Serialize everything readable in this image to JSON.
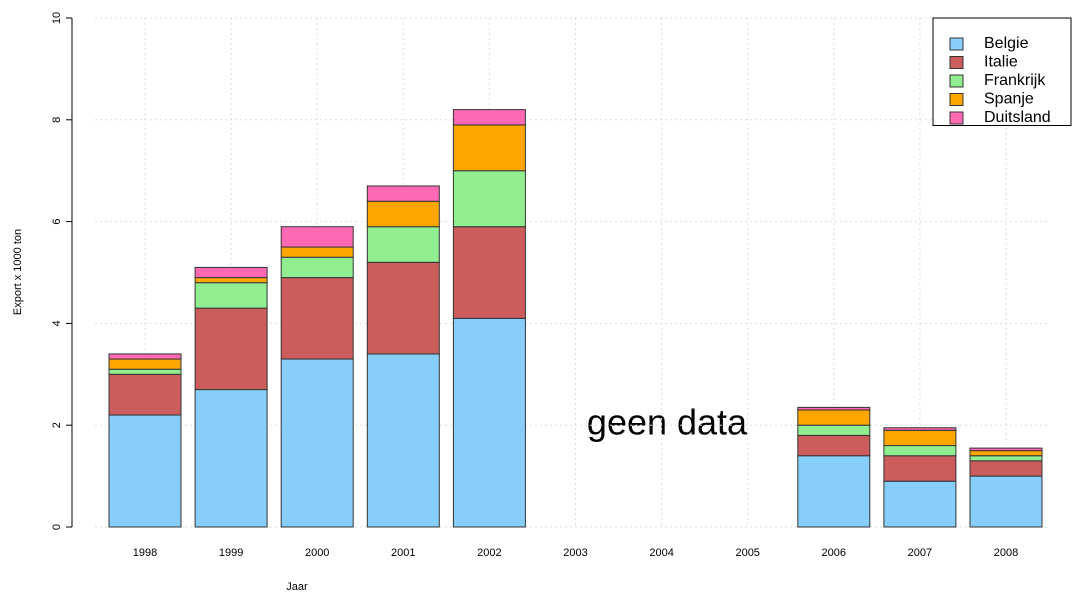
{
  "chart_data": {
    "type": "stacked-bar",
    "xlabel": "Jaar",
    "ylabel": "Export x 1000 ton",
    "annotation": "geen data",
    "categories": [
      "1998",
      "1999",
      "2000",
      "2001",
      "2002",
      "2003",
      "2004",
      "2005",
      "2006",
      "2007",
      "2008"
    ],
    "series": [
      {
        "name": "Belgie",
        "color": "#87cefa",
        "values": [
          2.2,
          2.7,
          3.3,
          3.4,
          4.1,
          0,
          0,
          0,
          1.4,
          0.9,
          1.0
        ]
      },
      {
        "name": "Italie",
        "color": "#cd5c5c",
        "values": [
          0.8,
          1.6,
          1.6,
          1.8,
          1.8,
          0,
          0,
          0,
          0.4,
          0.5,
          0.3
        ]
      },
      {
        "name": "Frankrijk",
        "color": "#90ee90",
        "values": [
          0.1,
          0.5,
          0.4,
          0.7,
          1.1,
          0,
          0,
          0,
          0.2,
          0.2,
          0.1
        ]
      },
      {
        "name": "Spanje",
        "color": "#ffa500",
        "values": [
          0.2,
          0.1,
          0.2,
          0.5,
          0.9,
          0,
          0,
          0,
          0.3,
          0.3,
          0.1
        ]
      },
      {
        "name": "Duitsland",
        "color": "#ff69b4",
        "values": [
          0.1,
          0.2,
          0.4,
          0.3,
          0.3,
          0,
          0,
          0,
          0.05,
          0.05,
          0.05
        ]
      }
    ],
    "ylim": [
      0,
      10
    ],
    "yticks": [
      0,
      2,
      4,
      6,
      8,
      10
    ],
    "grid": true,
    "legend": "topright"
  }
}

++++++

*Directive*
Write out the whole listing again, exactly, with no pictures.

*Answer to this task*
Serialize everything readable in this image to JSON.
{
  "chart_data": {
    "type": "stacked-bar",
    "xlabel": "Jaar",
    "ylabel": "Export x 1000 ton",
    "annotation": "geen data",
    "categories": [
      "1998",
      "1999",
      "2000",
      "2001",
      "2002",
      "2003",
      "2004",
      "2005",
      "2006",
      "2007",
      "2008"
    ],
    "series": [
      {
        "name": "Belgie",
        "color": "#87cefa",
        "values": [
          2.2,
          2.7,
          3.3,
          3.4,
          4.1,
          0,
          0,
          0,
          1.4,
          0.9,
          1.0
        ]
      },
      {
        "name": "Italie",
        "color": "#cd5c5c",
        "values": [
          0.8,
          1.6,
          1.6,
          1.8,
          1.8,
          0,
          0,
          0,
          0.4,
          0.5,
          0.3
        ]
      },
      {
        "name": "Frankrijk",
        "color": "#90ee90",
        "values": [
          0.1,
          0.5,
          0.4,
          0.7,
          1.1,
          0,
          0,
          0,
          0.2,
          0.2,
          0.1
        ]
      },
      {
        "name": "Spanje",
        "color": "#ffa500",
        "values": [
          0.2,
          0.1,
          0.2,
          0.5,
          0.9,
          0,
          0,
          0,
          0.3,
          0.3,
          0.1
        ]
      },
      {
        "name": "Duitsland",
        "color": "#ff69b4",
        "values": [
          0.1,
          0.2,
          0.4,
          0.3,
          0.3,
          0,
          0,
          0,
          0.05,
          0.05,
          0.05
        ]
      }
    ],
    "ylim": [
      0,
      10
    ],
    "yticks": [
      0,
      2,
      4,
      6,
      8,
      10
    ],
    "grid": true,
    "legend": "topright"
  }
}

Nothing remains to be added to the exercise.